§ Your objective:
Reproduce, word for word, the lines of the records below, beginning at the line that contains "List all visible" and continuing through the line that contains "avatar-photo xyxy=(80,287,266,500)". Give nothing outside that span.

§ Data section:
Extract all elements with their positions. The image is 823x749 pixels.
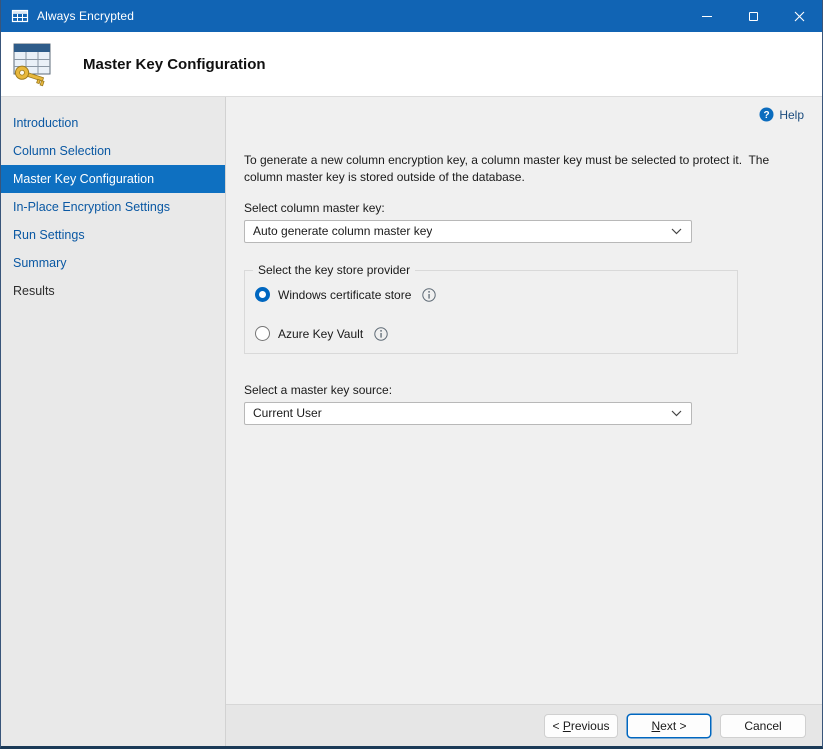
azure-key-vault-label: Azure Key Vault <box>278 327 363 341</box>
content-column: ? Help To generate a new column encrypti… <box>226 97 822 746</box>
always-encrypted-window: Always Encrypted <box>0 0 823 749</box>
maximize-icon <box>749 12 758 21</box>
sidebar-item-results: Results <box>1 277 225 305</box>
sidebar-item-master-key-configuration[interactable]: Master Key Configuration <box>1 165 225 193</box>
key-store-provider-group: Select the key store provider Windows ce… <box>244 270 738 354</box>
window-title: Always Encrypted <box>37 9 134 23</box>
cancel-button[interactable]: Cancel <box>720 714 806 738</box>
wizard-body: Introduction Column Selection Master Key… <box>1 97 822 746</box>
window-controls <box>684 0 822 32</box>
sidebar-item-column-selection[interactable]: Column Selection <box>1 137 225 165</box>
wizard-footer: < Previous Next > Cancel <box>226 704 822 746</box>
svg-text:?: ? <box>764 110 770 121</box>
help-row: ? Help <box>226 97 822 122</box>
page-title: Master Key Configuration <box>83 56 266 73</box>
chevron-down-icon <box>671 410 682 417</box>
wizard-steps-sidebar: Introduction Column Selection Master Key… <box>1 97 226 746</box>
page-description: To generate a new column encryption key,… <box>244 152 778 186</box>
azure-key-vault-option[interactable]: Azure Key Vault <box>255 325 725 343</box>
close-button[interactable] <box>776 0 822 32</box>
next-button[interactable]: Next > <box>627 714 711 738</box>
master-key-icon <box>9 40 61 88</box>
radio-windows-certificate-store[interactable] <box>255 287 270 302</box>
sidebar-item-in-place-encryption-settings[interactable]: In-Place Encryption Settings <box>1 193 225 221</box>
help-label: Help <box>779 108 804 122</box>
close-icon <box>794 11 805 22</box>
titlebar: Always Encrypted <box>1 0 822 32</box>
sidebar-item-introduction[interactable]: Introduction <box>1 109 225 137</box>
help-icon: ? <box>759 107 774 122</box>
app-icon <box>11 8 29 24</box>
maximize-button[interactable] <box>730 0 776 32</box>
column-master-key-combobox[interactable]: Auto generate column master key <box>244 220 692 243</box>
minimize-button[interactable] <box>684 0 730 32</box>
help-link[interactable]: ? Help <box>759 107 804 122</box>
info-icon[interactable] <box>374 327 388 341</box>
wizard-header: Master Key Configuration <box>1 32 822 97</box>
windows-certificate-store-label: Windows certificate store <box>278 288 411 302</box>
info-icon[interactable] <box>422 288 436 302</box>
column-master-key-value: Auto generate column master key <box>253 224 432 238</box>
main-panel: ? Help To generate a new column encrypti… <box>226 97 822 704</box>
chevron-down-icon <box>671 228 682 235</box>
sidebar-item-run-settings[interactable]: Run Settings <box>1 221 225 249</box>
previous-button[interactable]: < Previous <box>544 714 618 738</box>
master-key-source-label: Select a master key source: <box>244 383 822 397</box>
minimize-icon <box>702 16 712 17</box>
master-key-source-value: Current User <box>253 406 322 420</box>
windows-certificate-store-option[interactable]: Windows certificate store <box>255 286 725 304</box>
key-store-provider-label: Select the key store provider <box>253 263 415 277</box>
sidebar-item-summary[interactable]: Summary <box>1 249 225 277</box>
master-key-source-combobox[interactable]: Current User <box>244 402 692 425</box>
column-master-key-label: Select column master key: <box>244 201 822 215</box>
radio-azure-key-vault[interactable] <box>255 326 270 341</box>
--
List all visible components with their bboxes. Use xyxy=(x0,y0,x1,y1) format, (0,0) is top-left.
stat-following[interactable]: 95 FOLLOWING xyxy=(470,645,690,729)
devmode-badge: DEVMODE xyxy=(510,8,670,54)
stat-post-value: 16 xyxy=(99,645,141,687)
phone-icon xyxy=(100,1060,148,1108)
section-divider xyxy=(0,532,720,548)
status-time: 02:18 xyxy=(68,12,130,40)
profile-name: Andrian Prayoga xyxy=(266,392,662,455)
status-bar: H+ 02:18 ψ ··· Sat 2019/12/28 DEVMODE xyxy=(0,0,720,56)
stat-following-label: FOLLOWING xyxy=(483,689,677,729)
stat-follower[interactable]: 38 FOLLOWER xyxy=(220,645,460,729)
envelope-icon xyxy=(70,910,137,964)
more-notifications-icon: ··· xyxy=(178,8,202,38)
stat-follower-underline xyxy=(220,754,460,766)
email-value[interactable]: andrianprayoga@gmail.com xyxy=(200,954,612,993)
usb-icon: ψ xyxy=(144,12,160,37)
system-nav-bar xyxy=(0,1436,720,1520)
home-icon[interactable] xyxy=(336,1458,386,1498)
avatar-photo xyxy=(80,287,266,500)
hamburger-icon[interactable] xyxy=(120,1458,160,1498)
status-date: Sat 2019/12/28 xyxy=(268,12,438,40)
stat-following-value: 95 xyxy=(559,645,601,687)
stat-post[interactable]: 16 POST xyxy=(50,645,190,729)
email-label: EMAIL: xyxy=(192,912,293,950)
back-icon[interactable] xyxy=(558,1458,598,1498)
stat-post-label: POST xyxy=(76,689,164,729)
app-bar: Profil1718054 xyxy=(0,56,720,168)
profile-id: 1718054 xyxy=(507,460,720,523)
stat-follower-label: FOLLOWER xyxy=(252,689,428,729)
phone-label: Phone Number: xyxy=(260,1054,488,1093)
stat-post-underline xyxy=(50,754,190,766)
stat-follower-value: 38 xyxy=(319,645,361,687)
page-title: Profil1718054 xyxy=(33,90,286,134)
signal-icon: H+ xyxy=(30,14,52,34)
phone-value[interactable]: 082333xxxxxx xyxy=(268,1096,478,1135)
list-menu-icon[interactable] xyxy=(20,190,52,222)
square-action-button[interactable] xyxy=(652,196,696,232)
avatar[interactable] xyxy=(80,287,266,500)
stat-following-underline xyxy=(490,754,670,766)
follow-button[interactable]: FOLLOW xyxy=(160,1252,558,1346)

§ Task result:
List all visible components with their bboxes. Use xyxy=(x0,y0,x1,y1) format, (0,0) is top-left.
stat-following[interactable]: 95 FOLLOWING xyxy=(470,645,690,729)
devmode-badge: DEVMODE xyxy=(510,8,670,54)
stat-post-value: 16 xyxy=(99,645,141,687)
phone-icon xyxy=(100,1060,148,1108)
section-divider xyxy=(0,532,720,548)
status-time: 02:18 xyxy=(68,12,130,40)
profile-name: Andrian Prayoga xyxy=(266,392,662,455)
status-bar: H+ 02:18 ψ ··· Sat 2019/12/28 DEVMODE xyxy=(0,0,720,56)
stat-following-label: FOLLOWING xyxy=(483,689,677,729)
stat-follower[interactable]: 38 FOLLOWER xyxy=(220,645,460,729)
envelope-icon xyxy=(70,910,137,964)
more-notifications-icon: ··· xyxy=(178,8,202,38)
stat-follower-underline xyxy=(220,754,460,766)
email-value[interactable]: andrianprayoga@gmail.com xyxy=(200,954,612,993)
usb-icon: ψ xyxy=(144,12,160,37)
system-nav-bar xyxy=(0,1436,720,1520)
home-icon[interactable] xyxy=(336,1458,386,1498)
avatar-photo xyxy=(80,287,266,500)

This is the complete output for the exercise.